(Some records)
((

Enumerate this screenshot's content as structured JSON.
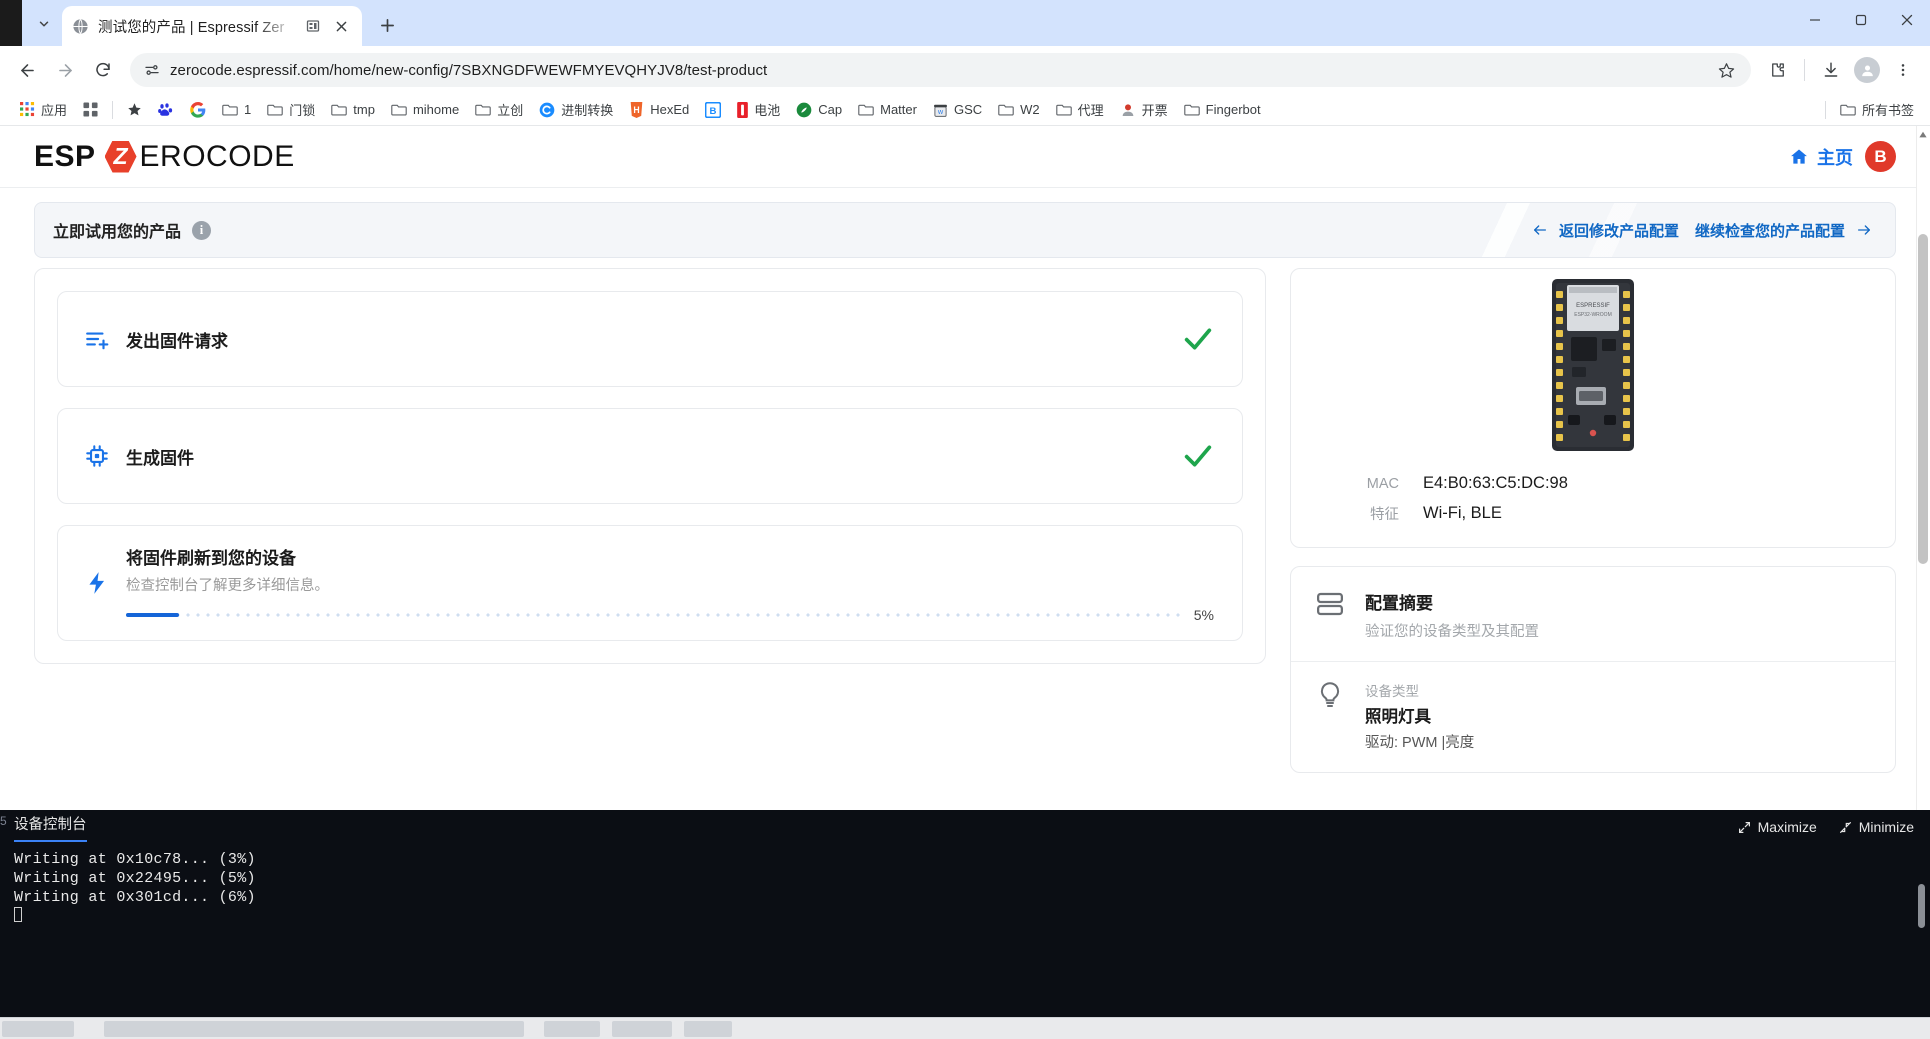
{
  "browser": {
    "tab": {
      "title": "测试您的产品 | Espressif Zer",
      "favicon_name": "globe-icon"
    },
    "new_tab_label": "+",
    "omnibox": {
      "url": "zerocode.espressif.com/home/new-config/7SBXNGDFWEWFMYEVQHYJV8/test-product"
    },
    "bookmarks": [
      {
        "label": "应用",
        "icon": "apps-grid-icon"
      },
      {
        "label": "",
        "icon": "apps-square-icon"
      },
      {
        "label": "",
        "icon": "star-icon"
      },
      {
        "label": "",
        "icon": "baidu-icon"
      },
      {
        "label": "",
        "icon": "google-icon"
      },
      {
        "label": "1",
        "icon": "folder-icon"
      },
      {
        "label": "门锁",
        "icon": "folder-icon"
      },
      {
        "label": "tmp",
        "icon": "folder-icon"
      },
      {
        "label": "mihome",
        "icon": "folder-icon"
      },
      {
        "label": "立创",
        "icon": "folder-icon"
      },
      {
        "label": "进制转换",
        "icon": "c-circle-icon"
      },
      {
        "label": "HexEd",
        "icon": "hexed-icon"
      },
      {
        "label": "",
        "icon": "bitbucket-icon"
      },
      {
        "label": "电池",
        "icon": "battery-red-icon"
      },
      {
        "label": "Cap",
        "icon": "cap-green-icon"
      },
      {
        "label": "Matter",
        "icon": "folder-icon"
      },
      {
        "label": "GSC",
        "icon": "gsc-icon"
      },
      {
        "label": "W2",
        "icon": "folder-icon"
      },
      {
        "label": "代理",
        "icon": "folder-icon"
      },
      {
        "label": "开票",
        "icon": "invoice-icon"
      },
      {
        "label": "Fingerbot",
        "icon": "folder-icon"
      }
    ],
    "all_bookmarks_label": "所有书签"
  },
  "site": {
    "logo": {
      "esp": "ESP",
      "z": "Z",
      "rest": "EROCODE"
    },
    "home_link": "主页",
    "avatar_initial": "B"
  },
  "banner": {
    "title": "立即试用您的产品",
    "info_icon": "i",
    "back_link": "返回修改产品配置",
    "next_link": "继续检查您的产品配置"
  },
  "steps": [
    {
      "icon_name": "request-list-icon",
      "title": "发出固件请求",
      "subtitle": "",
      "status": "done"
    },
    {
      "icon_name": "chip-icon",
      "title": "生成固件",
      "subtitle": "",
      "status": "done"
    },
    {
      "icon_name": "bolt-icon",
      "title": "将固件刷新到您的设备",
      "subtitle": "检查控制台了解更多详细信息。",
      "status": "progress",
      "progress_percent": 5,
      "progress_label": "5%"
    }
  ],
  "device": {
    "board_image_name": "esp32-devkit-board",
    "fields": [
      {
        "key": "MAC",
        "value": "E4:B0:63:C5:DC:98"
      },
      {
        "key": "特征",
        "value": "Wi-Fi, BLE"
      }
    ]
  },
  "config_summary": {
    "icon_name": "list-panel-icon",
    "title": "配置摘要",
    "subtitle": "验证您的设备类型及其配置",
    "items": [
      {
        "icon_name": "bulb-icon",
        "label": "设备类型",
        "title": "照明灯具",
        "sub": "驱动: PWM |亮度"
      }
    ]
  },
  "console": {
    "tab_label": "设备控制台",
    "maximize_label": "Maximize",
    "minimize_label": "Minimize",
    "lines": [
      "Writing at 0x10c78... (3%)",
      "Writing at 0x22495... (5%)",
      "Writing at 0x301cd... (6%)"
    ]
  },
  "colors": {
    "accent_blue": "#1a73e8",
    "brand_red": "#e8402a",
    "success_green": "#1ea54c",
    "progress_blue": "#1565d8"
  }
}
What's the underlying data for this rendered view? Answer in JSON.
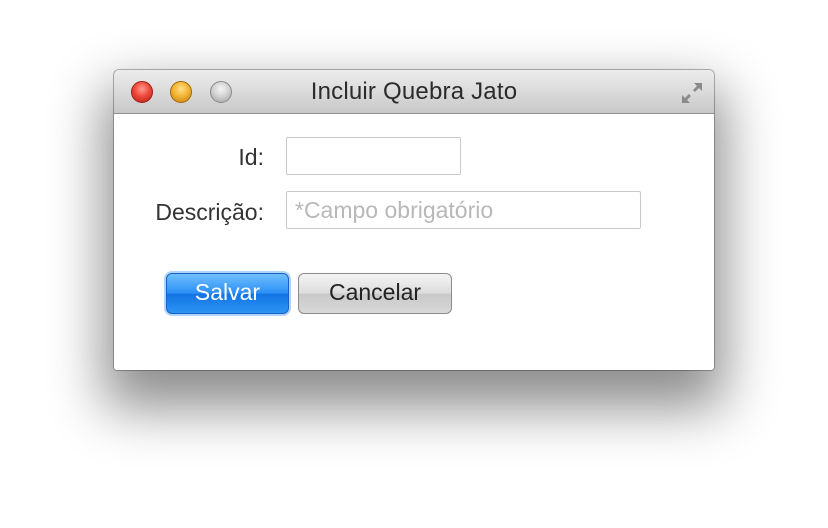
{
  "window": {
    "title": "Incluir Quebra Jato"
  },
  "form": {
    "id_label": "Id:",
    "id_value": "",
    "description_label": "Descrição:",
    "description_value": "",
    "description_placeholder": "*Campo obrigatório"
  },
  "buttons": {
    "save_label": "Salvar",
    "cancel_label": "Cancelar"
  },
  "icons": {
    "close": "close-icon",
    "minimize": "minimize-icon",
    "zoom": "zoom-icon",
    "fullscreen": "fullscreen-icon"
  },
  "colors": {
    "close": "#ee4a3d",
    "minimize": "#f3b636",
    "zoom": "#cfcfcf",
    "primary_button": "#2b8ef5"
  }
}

))

• Task directions:
Reproduce every line above as written, skipping pictures.

• Solution:
Enumerate this screenshot's content as structured JSON.
{
  "browser": {
    "tab": {
      "title": "测试您的产品 | Espressif Zer",
      "favicon_name": "globe-icon"
    },
    "new_tab_label": "+",
    "omnibox": {
      "url": "zerocode.espressif.com/home/new-config/7SBXNGDFWEWFMYEVQHYJV8/test-product"
    },
    "bookmarks": [
      {
        "label": "应用",
        "icon": "apps-grid-icon"
      },
      {
        "label": "",
        "icon": "apps-square-icon"
      },
      {
        "label": "",
        "icon": "star-icon"
      },
      {
        "label": "",
        "icon": "baidu-icon"
      },
      {
        "label": "",
        "icon": "google-icon"
      },
      {
        "label": "1",
        "icon": "folder-icon"
      },
      {
        "label": "门锁",
        "icon": "folder-icon"
      },
      {
        "label": "tmp",
        "icon": "folder-icon"
      },
      {
        "label": "mihome",
        "icon": "folder-icon"
      },
      {
        "label": "立创",
        "icon": "folder-icon"
      },
      {
        "label": "进制转换",
        "icon": "c-circle-icon"
      },
      {
        "label": "HexEd",
        "icon": "hexed-icon"
      },
      {
        "label": "",
        "icon": "bitbucket-icon"
      },
      {
        "label": "电池",
        "icon": "battery-red-icon"
      },
      {
        "label": "Cap",
        "icon": "cap-green-icon"
      },
      {
        "label": "Matter",
        "icon": "folder-icon"
      },
      {
        "label": "GSC",
        "icon": "gsc-icon"
      },
      {
        "label": "W2",
        "icon": "folder-icon"
      },
      {
        "label": "代理",
        "icon": "folder-icon"
      },
      {
        "label": "开票",
        "icon": "invoice-icon"
      },
      {
        "label": "Fingerbot",
        "icon": "folder-icon"
      }
    ],
    "all_bookmarks_label": "所有书签"
  },
  "site": {
    "logo": {
      "esp": "ESP",
      "z": "Z",
      "rest": "EROCODE"
    },
    "home_link": "主页",
    "avatar_initial": "B"
  },
  "banner": {
    "title": "立即试用您的产品",
    "info_icon": "i",
    "back_link": "返回修改产品配置",
    "next_link": "继续检查您的产品配置"
  },
  "steps": [
    {
      "icon_name": "request-list-icon",
      "title": "发出固件请求",
      "subtitle": "",
      "status": "done"
    },
    {
      "icon_name": "chip-icon",
      "title": "生成固件",
      "subtitle": "",
      "status": "done"
    },
    {
      "icon_name": "bolt-icon",
      "title": "将固件刷新到您的设备",
      "subtitle": "检查控制台了解更多详细信息。",
      "status": "progress",
      "progress_percent": 5,
      "progress_label": "5%"
    }
  ],
  "device": {
    "board_image_name": "esp32-devkit-board",
    "fields": [
      {
        "key": "MAC",
        "value": "E4:B0:63:C5:DC:98"
      },
      {
        "key": "特征",
        "value": "Wi-Fi, BLE"
      }
    ]
  },
  "config_summary": {
    "icon_name": "list-panel-icon",
    "title": "配置摘要",
    "subtitle": "验证您的设备类型及其配置",
    "items": [
      {
        "icon_name": "bulb-icon",
        "label": "设备类型",
        "title": "照明灯具",
        "sub": "驱动: PWM |亮度"
      }
    ]
  },
  "console": {
    "tab_label": "设备控制台",
    "maximize_label": "Maximize",
    "minimize_label": "Minimize",
    "lines": [
      "Writing at 0x10c78... (3%)",
      "Writing at 0x22495... (5%)",
      "Writing at 0x301cd... (6%)"
    ]
  },
  "colors": {
    "accent_blue": "#1a73e8",
    "brand_red": "#e8402a",
    "success_green": "#1ea54c",
    "progress_blue": "#1565d8"
  }
}
What's the underlying data for this rendered view? Answer in JSON.
{
  "window": {
    "title": "Incluir Quebra Jato"
  },
  "form": {
    "id_label": "Id:",
    "id_value": "",
    "description_label": "Descrição:",
    "description_value": "",
    "description_placeholder": "*Campo obrigatório"
  },
  "buttons": {
    "save_label": "Salvar",
    "cancel_label": "Cancelar"
  },
  "icons": {
    "close": "close-icon",
    "minimize": "minimize-icon",
    "zoom": "zoom-icon",
    "fullscreen": "fullscreen-icon"
  },
  "colors": {
    "close": "#ee4a3d",
    "minimize": "#f3b636",
    "zoom": "#cfcfcf",
    "primary_button": "#2b8ef5"
  }
}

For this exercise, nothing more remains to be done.